* _Provided information_:

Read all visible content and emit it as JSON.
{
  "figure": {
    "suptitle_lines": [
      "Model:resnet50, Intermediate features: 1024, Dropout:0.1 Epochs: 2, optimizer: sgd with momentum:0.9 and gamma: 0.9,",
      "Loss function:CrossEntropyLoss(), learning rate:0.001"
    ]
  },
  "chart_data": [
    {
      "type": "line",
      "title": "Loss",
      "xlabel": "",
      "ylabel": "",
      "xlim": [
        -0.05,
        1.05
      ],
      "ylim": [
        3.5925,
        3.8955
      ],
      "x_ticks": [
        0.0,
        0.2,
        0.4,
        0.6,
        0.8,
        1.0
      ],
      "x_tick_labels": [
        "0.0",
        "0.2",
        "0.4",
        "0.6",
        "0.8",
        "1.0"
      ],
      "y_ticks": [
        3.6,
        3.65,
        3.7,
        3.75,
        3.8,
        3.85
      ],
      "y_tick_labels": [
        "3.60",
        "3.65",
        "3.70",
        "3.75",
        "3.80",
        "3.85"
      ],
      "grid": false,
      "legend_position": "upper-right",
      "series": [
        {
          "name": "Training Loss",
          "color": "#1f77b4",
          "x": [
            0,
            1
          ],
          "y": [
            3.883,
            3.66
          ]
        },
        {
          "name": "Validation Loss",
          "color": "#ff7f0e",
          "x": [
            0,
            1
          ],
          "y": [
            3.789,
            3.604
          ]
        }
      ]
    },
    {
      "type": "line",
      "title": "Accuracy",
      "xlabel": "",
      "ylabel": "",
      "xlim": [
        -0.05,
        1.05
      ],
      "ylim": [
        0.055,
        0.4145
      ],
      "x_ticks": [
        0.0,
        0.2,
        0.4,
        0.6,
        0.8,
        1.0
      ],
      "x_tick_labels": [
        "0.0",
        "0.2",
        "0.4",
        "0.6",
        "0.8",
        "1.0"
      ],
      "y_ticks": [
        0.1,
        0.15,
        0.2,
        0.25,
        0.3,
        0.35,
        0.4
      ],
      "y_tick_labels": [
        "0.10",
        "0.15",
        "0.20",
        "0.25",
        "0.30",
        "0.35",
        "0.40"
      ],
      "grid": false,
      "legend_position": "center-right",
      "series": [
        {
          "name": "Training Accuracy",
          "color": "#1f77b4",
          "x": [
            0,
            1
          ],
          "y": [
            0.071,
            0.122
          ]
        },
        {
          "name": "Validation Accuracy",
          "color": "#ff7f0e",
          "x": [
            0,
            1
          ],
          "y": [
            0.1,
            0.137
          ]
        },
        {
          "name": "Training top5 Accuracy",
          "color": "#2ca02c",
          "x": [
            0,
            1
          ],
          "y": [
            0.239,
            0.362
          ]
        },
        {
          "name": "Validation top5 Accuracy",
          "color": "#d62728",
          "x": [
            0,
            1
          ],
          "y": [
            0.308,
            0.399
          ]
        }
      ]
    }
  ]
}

* _Stated problem_: Output the records above in their entirety, exactly.

* _Full response_:
Read all visible content and emit it as JSON.
{
  "figure": {
    "suptitle_lines": [
      "Model:resnet50, Intermediate features: 1024, Dropout:0.1 Epochs: 2, optimizer: sgd with momentum:0.9 and gamma: 0.9,",
      "Loss function:CrossEntropyLoss(), learning rate:0.001"
    ]
  },
  "chart_data": [
    {
      "type": "line",
      "title": "Loss",
      "xlabel": "",
      "ylabel": "",
      "xlim": [
        -0.05,
        1.05
      ],
      "ylim": [
        3.5925,
        3.8955
      ],
      "x_ticks": [
        0.0,
        0.2,
        0.4,
        0.6,
        0.8,
        1.0
      ],
      "x_tick_labels": [
        "0.0",
        "0.2",
        "0.4",
        "0.6",
        "0.8",
        "1.0"
      ],
      "y_ticks": [
        3.6,
        3.65,
        3.7,
        3.75,
        3.8,
        3.85
      ],
      "y_tick_labels": [
        "3.60",
        "3.65",
        "3.70",
        "3.75",
        "3.80",
        "3.85"
      ],
      "grid": false,
      "legend_position": "upper-right",
      "series": [
        {
          "name": "Training Loss",
          "color": "#1f77b4",
          "x": [
            0,
            1
          ],
          "y": [
            3.883,
            3.66
          ]
        },
        {
          "name": "Validation Loss",
          "color": "#ff7f0e",
          "x": [
            0,
            1
          ],
          "y": [
            3.789,
            3.604
          ]
        }
      ]
    },
    {
      "type": "line",
      "title": "Accuracy",
      "xlabel": "",
      "ylabel": "",
      "xlim": [
        -0.05,
        1.05
      ],
      "ylim": [
        0.055,
        0.4145
      ],
      "x_ticks": [
        0.0,
        0.2,
        0.4,
        0.6,
        0.8,
        1.0
      ],
      "x_tick_labels": [
        "0.0",
        "0.2",
        "0.4",
        "0.6",
        "0.8",
        "1.0"
      ],
      "y_ticks": [
        0.1,
        0.15,
        0.2,
        0.25,
        0.3,
        0.35,
        0.4
      ],
      "y_tick_labels": [
        "0.10",
        "0.15",
        "0.20",
        "0.25",
        "0.30",
        "0.35",
        "0.40"
      ],
      "grid": false,
      "legend_position": "center-right",
      "series": [
        {
          "name": "Training Accuracy",
          "color": "#1f77b4",
          "x": [
            0,
            1
          ],
          "y": [
            0.071,
            0.122
          ]
        },
        {
          "name": "Validation Accuracy",
          "color": "#ff7f0e",
          "x": [
            0,
            1
          ],
          "y": [
            0.1,
            0.137
          ]
        },
        {
          "name": "Training top5 Accuracy",
          "color": "#2ca02c",
          "x": [
            0,
            1
          ],
          "y": [
            0.239,
            0.362
          ]
        },
        {
          "name": "Validation top5 Accuracy",
          "color": "#d62728",
          "x": [
            0,
            1
          ],
          "y": [
            0.308,
            0.399
          ]
        }
      ]
    }
  ]
}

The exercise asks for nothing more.